==== Page
I heard on the news earlier that donations to the fund are expected to top a billion dollars by the weekend. That's pretty amazing if it turns out to be true.

Susan said...

Given the international outpourings of shock and sorrow, I would guess it's possible. There have been some very substantial donations so far.

Unknown said...

I'm so pleased to learn that the oak has been stockpiled. That was my first thought when I saw the flames. It is sad , though, to lose such ancient wood which has done a yeoman's work all these years. Agnes Poirier's piece is very moving, thanks. And thanks for your info.
Jocelyn

Susan said...

I've just seen pictures of the coq that was atop the spire. It has been found in the rubble, dented but quite reparable. You would never know it had been in a fire. It must have toppled off and landed in a safe place. They don't know yet if the holy relics such as one of the thorns from the crown of thorns is still within the body of the coq.

chm said...

A similar fire in Nantes gutted the roof of the cathedral in 1972. In the restoration there, the wood beams were replaced by concrete. Ainsi, on remplace la charpente en bois d'origine par une structure en béton (seuls les liteaux retenant les ardoises sont en bois). I wonder if, with Notre-Dame, the ancient woodwork could be replaced by a lighter metallic structure, instead of concrete, to anchor the roof?

chm said...

Where's M. Eiffel when we need him?

Ken Broadhurst said...

I think the wooden beams in the roof at the cathedral in Reims were replaced by concrete beams when the building was restored after bombardments during the first world war. It seems to me that a metal structure would make the most sense.

Susan said...

There is certainly a lot of talk of replacing with metal structural beams, but I can't imagine that there will not still be a lot of wood -- even if it is just to hide the iron in the usual facadist way that is acceptable to the majority aesthetic. One of the things that the public does not realise is that it takes a *very* hot fire to make old oak beams burn because they are as hard as iron and not very flammable. Often they just get a bit singed and I know of a case where there has been a fire in a chateau roof and the old beams were reused. One of the reasons restoration is such a risk is because of the highly flammable materials that might be up there on the scaffold -- glues, solvents, paints etc. Hot work with open flame will (or should) have been banned eg welding, braising, but there is still opportunities for fire to take hold.
========
==== Supplied records
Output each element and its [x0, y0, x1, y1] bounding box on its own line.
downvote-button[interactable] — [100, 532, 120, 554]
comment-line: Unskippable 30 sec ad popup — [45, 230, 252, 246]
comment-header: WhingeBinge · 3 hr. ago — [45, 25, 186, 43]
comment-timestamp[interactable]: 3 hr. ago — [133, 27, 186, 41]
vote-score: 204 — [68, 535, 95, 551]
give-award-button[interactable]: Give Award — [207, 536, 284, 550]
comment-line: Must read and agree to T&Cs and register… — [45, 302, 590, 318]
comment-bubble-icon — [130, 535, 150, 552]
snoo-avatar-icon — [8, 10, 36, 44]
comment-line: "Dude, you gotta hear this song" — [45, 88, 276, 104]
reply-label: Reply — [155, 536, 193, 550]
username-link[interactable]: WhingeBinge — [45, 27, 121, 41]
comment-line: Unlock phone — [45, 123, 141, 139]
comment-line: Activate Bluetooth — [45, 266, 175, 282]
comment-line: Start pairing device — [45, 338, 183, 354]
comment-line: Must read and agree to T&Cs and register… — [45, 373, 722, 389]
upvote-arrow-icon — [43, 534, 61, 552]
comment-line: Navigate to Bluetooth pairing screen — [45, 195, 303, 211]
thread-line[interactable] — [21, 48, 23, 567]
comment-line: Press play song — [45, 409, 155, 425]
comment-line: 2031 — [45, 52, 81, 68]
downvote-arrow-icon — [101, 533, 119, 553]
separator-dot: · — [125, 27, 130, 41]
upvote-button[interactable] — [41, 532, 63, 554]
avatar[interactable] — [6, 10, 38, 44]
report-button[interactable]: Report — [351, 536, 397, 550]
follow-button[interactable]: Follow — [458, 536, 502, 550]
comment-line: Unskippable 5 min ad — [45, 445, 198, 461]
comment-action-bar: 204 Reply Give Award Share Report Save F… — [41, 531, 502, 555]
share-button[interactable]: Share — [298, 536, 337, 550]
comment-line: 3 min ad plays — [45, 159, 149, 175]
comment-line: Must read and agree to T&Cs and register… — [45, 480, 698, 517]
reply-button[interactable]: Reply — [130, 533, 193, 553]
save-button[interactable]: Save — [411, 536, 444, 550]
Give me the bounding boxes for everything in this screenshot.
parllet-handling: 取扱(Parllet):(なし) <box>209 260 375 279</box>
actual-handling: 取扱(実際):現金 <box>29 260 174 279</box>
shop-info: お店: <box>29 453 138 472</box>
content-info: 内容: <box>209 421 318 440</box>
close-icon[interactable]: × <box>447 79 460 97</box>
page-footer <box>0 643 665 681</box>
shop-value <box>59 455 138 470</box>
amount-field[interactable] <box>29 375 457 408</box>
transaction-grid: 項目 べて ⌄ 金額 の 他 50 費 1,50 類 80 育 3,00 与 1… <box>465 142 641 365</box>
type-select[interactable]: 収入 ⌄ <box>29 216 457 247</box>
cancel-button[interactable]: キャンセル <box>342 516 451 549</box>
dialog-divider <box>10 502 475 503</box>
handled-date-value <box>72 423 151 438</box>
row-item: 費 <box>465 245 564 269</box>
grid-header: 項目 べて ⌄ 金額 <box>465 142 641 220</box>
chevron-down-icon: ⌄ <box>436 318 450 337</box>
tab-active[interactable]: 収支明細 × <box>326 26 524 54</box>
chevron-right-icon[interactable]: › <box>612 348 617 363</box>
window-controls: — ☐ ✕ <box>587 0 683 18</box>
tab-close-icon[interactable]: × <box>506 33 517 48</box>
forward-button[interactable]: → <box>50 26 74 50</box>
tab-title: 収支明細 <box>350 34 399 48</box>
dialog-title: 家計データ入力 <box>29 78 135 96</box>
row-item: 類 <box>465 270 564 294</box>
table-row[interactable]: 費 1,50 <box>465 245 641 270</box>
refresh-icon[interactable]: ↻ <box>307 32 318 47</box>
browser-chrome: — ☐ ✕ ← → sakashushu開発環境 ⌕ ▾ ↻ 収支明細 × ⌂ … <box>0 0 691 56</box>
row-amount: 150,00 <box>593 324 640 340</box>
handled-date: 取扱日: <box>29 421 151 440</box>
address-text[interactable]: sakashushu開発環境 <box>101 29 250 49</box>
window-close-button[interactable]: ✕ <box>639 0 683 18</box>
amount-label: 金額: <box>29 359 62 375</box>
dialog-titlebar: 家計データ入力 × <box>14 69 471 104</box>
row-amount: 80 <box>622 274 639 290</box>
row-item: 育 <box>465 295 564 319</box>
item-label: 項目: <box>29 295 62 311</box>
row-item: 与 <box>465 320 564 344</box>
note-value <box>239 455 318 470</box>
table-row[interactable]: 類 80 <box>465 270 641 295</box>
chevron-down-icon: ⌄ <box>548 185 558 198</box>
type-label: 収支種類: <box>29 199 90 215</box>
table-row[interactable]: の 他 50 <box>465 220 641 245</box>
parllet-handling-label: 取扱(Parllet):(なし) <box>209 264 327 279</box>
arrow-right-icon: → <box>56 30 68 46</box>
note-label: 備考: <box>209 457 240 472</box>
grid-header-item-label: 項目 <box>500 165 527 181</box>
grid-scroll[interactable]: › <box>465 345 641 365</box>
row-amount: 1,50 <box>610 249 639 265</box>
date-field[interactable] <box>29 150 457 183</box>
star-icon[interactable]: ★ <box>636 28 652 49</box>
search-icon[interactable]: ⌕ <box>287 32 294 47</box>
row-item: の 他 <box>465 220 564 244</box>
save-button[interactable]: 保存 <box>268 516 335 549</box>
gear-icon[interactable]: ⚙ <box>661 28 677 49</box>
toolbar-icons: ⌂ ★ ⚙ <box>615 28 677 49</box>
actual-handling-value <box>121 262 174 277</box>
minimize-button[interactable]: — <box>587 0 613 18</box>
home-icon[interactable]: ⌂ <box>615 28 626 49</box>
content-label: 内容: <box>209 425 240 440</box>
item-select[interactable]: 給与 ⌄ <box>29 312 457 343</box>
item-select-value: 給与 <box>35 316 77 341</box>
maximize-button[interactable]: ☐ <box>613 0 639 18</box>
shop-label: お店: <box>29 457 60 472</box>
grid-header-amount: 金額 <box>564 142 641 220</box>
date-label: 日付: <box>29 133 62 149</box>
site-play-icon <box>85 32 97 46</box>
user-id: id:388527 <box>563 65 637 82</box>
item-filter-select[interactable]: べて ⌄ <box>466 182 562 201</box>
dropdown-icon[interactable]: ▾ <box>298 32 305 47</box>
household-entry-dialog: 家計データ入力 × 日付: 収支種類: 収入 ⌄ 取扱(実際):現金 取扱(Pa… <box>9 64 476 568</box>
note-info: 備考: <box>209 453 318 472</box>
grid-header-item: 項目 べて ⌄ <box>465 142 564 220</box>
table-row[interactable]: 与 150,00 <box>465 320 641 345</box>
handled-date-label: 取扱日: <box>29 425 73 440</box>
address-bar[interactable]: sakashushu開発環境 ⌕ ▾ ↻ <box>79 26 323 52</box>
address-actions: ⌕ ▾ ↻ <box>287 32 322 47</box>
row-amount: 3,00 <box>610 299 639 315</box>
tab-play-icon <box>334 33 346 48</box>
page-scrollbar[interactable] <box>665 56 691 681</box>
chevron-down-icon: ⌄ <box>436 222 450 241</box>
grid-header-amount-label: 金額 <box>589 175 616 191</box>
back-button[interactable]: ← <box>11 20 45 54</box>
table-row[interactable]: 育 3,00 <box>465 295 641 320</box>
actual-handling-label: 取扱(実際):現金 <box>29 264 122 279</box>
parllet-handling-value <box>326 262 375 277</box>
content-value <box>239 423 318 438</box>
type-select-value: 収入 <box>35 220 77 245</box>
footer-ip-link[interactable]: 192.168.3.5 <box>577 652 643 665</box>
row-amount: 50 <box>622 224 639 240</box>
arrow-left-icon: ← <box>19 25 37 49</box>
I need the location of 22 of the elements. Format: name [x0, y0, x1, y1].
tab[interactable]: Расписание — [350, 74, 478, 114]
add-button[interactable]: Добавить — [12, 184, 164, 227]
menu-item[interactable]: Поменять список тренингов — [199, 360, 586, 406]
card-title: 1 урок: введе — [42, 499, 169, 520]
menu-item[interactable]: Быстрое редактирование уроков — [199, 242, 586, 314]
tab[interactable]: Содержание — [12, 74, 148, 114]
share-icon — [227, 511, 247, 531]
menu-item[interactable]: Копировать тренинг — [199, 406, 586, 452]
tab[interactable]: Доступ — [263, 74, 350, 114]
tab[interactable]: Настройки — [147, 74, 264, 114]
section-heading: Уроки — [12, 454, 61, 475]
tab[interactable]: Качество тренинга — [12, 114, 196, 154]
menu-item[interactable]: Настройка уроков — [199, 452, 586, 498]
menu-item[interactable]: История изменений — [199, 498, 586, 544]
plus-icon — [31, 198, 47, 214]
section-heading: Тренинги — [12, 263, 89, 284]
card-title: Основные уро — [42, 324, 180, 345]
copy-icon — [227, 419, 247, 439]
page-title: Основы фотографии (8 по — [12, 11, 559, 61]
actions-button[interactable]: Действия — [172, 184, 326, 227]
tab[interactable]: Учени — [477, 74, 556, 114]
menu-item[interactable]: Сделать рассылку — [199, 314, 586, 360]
========
* [Things to do]
**A.** Which cathedrals does the comment thread name? List each one.
**B.** Rewrite the listing starting at its first line and ending at the line that contains "page-footer <box>0 643 665 681</box>", with both of those lines included. Replace every "comment-line" with "comment-text" and leave everything else unchanged.

* [Responses per task]
**A.**
- Notre-Dame
- The cathedral in Nantes
- The cathedral in Reims

**B.**
Output each element and its [x0, y0, x1, y1] bounding box on its own line.
downvote-button[interactable] — [100, 532, 120, 554]
comment-text: Unskippable 30 sec ad popup — [45, 230, 252, 246]
comment-header: WhingeBinge · 3 hr. ago — [45, 25, 186, 43]
comment-timestamp[interactable]: 3 hr. ago — [133, 27, 186, 41]
vote-score: 204 — [68, 535, 95, 551]
give-award-button[interactable]: Give Award — [207, 536, 284, 550]
comment-text: Must read and agree to T&Cs and register… — [45, 302, 590, 318]
comment-bubble-icon — [130, 535, 150, 552]
snoo-avatar-icon — [8, 10, 36, 44]
comment-text: "Dude, you gotta hear this song" — [45, 88, 276, 104]
reply-label: Reply — [155, 536, 193, 550]
username-link[interactable]: WhingeBinge — [45, 27, 121, 41]
comment-text: Unlock phone — [45, 123, 141, 139]
comment-text: Activate Bluetooth — [45, 266, 175, 282]
comment-text: Start pairing device — [45, 338, 183, 354]
comment-text: Must read and agree to T&Cs and register… — [45, 373, 722, 389]
upvote-arrow-icon — [43, 534, 61, 552]
comment-text: Navigate to Bluetooth pairing screen — [45, 195, 303, 211]
thread-line[interactable] — [21, 48, 23, 567]
comment-text: Press play song — [45, 409, 155, 425]
comment-text: 2031 — [45, 52, 81, 68]
downvote-arrow-icon — [101, 533, 119, 553]
separator-dot: · — [125, 27, 130, 41]
upvote-button[interactable] — [41, 532, 63, 554]
avatar[interactable] — [6, 10, 38, 44]
report-button[interactable]: Report — [351, 536, 397, 550]
follow-button[interactable]: Follow — [458, 536, 502, 550]
comment-text: Unskippable 5 min ad — [45, 445, 198, 461]
comment-action-bar: 204 Reply Give Award Share Report Save F… — [41, 531, 502, 555]
share-button[interactable]: Share — [298, 536, 337, 550]
comment-text: 3 min ad plays — [45, 159, 149, 175]
comment-text: Must read and agree to T&Cs and register… — [45, 480, 698, 517]
reply-button[interactable]: Reply — [130, 533, 193, 553]
save-button[interactable]: Save — [411, 536, 444, 550]
Give me the bounding boxes for everything in this screenshot.
parllet-handling: 取扱(Parllet):(なし) <box>209 260 375 279</box>
actual-handling: 取扱(実際):現金 <box>29 260 174 279</box>
shop-info: お店: <box>29 453 138 472</box>
content-info: 内容: <box>209 421 318 440</box>
close-icon[interactable]: × <box>447 79 460 97</box>
page-footer <box>0 643 665 681</box>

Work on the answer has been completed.